= PROVIDED MATERIAL =
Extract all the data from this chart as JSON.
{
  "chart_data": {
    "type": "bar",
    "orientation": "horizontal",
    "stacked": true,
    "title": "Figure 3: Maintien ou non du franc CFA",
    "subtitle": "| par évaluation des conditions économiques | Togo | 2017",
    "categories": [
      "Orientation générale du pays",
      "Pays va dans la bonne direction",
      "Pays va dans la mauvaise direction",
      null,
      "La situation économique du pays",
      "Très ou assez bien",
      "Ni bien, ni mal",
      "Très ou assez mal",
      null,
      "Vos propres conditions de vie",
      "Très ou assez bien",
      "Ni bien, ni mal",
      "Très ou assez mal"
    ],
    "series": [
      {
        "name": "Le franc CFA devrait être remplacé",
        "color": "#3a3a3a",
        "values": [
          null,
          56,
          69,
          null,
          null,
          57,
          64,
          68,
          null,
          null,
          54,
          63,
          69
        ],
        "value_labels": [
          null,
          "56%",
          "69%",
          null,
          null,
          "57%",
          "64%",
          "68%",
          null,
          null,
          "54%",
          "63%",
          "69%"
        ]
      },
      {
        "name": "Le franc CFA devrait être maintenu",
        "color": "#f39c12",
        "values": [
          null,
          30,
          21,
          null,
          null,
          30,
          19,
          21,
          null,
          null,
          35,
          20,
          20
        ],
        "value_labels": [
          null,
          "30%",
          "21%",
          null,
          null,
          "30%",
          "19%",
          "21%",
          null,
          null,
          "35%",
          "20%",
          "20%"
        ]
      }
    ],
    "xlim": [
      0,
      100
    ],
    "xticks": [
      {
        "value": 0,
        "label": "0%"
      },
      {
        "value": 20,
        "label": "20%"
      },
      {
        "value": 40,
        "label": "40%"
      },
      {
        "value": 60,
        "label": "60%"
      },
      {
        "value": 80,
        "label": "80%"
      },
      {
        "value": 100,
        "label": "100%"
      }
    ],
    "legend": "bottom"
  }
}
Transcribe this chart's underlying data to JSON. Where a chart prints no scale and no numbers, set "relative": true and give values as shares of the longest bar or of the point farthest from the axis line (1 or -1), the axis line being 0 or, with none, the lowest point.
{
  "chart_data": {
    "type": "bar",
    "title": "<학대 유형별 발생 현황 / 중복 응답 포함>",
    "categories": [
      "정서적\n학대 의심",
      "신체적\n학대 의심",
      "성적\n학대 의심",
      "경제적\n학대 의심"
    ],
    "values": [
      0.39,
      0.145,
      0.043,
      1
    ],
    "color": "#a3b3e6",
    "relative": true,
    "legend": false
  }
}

= WHAT YOU HAVE TO DO =
Write every entry out again exactly.

= ANSWER BELOW =
Extract all the data from this chart as JSON.
{
  "chart_data": {
    "type": "bar",
    "orientation": "horizontal",
    "stacked": true,
    "title": "Figure 3: Maintien ou non du franc CFA",
    "subtitle": "| par évaluation des conditions économiques | Togo | 2017",
    "categories": [
      "Orientation générale du pays",
      "Pays va dans la bonne direction",
      "Pays va dans la mauvaise direction",
      null,
      "La situation économique du pays",
      "Très ou assez bien",
      "Ni bien, ni mal",
      "Très ou assez mal",
      null,
      "Vos propres conditions de vie",
      "Très ou assez bien",
      "Ni bien, ni mal",
      "Très ou assez mal"
    ],
    "series": [
      {
        "name": "Le franc CFA devrait être remplacé",
        "color": "#3a3a3a",
        "values": [
          null,
          56,
          69,
          null,
          null,
          57,
          64,
          68,
          null,
          null,
          54,
          63,
          69
        ],
        "value_labels": [
          null,
          "56%",
          "69%",
          null,
          null,
          "57%",
          "64%",
          "68%",
          null,
          null,
          "54%",
          "63%",
          "69%"
        ]
      },
      {
        "name": "Le franc CFA devrait être maintenu",
        "color": "#f39c12",
        "values": [
          null,
          30,
          21,
          null,
          null,
          30,
          19,
          21,
          null,
          null,
          35,
          20,
          20
        ],
        "value_labels": [
          null,
          "30%",
          "21%",
          null,
          null,
          "30%",
          "19%",
          "21%",
          null,
          null,
          "35%",
          "20%",
          "20%"
        ]
      }
    ],
    "xlim": [
      0,
      100
    ],
    "xticks": [
      {
        "value": 0,
        "label": "0%"
      },
      {
        "value": 20,
        "label": "20%"
      },
      {
        "value": 40,
        "label": "40%"
      },
      {
        "value": 60,
        "label": "60%"
      },
      {
        "value": 80,
        "label": "80%"
      },
      {
        "value": 100,
        "label": "100%"
      }
    ],
    "legend": "bottom"
  }
}
Transcribe this chart's underlying data to JSON. Where a chart prints no scale and no numbers, set "relative": true and give values as shares of the longest bar or of the point farthest from the axis line (1 or -1), the axis line being 0 or, with none, the lowest point.
{
  "chart_data": {
    "type": "bar",
    "title": "<학대 유형별 발생 현황 / 중복 응답 포함>",
    "categories": [
      "정서적\n학대 의심",
      "신체적\n학대 의심",
      "성적\n학대 의심",
      "경제적\n학대 의심"
    ],
    "values": [
      0.39,
      0.145,
      0.043,
      1
    ],
    "color": "#a3b3e6",
    "relative": true,
    "legend": false
  }
}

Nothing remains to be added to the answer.